### TASK STATEMENT
Please give every entry again, exactly as it reads.
:::
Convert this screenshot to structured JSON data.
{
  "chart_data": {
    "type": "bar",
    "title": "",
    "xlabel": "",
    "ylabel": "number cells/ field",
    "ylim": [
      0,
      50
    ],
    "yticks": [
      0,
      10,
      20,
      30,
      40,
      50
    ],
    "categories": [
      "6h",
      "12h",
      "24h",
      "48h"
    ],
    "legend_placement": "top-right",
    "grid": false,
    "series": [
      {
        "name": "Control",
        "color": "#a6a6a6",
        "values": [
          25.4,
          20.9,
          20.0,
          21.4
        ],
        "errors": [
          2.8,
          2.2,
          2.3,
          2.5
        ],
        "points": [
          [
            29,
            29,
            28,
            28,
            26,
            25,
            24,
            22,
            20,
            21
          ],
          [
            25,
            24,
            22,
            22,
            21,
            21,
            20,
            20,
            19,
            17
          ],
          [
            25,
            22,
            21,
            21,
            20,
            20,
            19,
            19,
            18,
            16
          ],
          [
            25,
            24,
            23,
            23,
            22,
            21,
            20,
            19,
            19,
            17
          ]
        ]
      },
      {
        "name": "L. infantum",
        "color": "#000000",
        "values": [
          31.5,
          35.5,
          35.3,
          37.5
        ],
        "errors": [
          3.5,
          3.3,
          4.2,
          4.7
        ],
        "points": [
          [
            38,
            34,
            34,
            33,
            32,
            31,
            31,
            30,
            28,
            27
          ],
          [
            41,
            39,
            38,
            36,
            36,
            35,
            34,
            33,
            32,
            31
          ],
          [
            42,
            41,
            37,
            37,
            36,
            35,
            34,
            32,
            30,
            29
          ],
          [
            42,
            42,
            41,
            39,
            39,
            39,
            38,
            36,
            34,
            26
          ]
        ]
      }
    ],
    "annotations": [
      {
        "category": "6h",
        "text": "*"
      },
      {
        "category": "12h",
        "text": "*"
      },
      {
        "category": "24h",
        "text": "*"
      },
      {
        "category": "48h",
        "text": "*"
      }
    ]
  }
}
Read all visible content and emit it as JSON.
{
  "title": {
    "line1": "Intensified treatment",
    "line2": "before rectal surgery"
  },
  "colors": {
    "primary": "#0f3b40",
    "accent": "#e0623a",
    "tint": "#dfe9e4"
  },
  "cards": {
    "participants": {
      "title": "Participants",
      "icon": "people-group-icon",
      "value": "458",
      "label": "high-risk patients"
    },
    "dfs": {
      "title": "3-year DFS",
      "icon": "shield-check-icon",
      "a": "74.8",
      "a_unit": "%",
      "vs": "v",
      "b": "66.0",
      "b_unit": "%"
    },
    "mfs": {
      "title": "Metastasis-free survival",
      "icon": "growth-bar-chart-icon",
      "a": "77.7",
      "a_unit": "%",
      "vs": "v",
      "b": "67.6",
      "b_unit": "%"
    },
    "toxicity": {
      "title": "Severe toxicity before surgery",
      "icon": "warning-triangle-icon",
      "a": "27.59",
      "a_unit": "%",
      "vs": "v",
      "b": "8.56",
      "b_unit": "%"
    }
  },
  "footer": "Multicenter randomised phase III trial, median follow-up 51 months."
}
:::
### OUTPUT FOR THIS TASK
Convert this screenshot to structured JSON data.
{
  "chart_data": {
    "type": "bar",
    "title": "",
    "xlabel": "",
    "ylabel": "number cells/ field",
    "ylim": [
      0,
      50
    ],
    "yticks": [
      0,
      10,
      20,
      30,
      40,
      50
    ],
    "categories": [
      "6h",
      "12h",
      "24h",
      "48h"
    ],
    "legend_placement": "top-right",
    "grid": false,
    "series": [
      {
        "name": "Control",
        "color": "#a6a6a6",
        "values": [
          25.4,
          20.9,
          20.0,
          21.4
        ],
        "errors": [
          2.8,
          2.2,
          2.3,
          2.5
        ],
        "points": [
          [
            29,
            29,
            28,
            28,
            26,
            25,
            24,
            22,
            20,
            21
          ],
          [
            25,
            24,
            22,
            22,
            21,
            21,
            20,
            20,
            19,
            17
          ],
          [
            25,
            22,
            21,
            21,
            20,
            20,
            19,
            19,
            18,
            16
          ],
          [
            25,
            24,
            23,
            23,
            22,
            21,
            20,
            19,
            19,
            17
          ]
        ]
      },
      {
        "name": "L. infantum",
        "color": "#000000",
        "values": [
          31.5,
          35.5,
          35.3,
          37.5
        ],
        "errors": [
          3.5,
          3.3,
          4.2,
          4.7
        ],
        "points": [
          [
            38,
            34,
            34,
            33,
            32,
            31,
            31,
            30,
            28,
            27
          ],
          [
            41,
            39,
            38,
            36,
            36,
            35,
            34,
            33,
            32,
            31
          ],
          [
            42,
            41,
            37,
            37,
            36,
            35,
            34,
            32,
            30,
            29
          ],
          [
            42,
            42,
            41,
            39,
            39,
            39,
            38,
            36,
            34,
            26
          ]
        ]
      }
    ],
    "annotations": [
      {
        "category": "6h",
        "text": "*"
      },
      {
        "category": "12h",
        "text": "*"
      },
      {
        "category": "24h",
        "text": "*"
      },
      {
        "category": "48h",
        "text": "*"
      }
    ]
  }
}
Read all visible content and emit it as JSON.
{
  "title": {
    "line1": "Intensified treatment",
    "line2": "before rectal surgery"
  },
  "colors": {
    "primary": "#0f3b40",
    "accent": "#e0623a",
    "tint": "#dfe9e4"
  },
  "cards": {
    "participants": {
      "title": "Participants",
      "icon": "people-group-icon",
      "value": "458",
      "label": "high-risk patients"
    },
    "dfs": {
      "title": "3-year DFS",
      "icon": "shield-check-icon",
      "a": "74.8",
      "a_unit": "%",
      "vs": "v",
      "b": "66.0",
      "b_unit": "%"
    },
    "mfs": {
      "title": "Metastasis-free survival",
      "icon": "growth-bar-chart-icon",
      "a": "77.7",
      "a_unit": "%",
      "vs": "v",
      "b": "67.6",
      "b_unit": "%"
    },
    "toxicity": {
      "title": "Severe toxicity before surgery",
      "icon": "warning-triangle-icon",
      "a": "27.59",
      "a_unit": "%",
      "vs": "v",
      "b": "8.56",
      "b_unit": "%"
    }
  },
  "footer": "Multicenter randomised phase III trial, median follow-up 51 months."
}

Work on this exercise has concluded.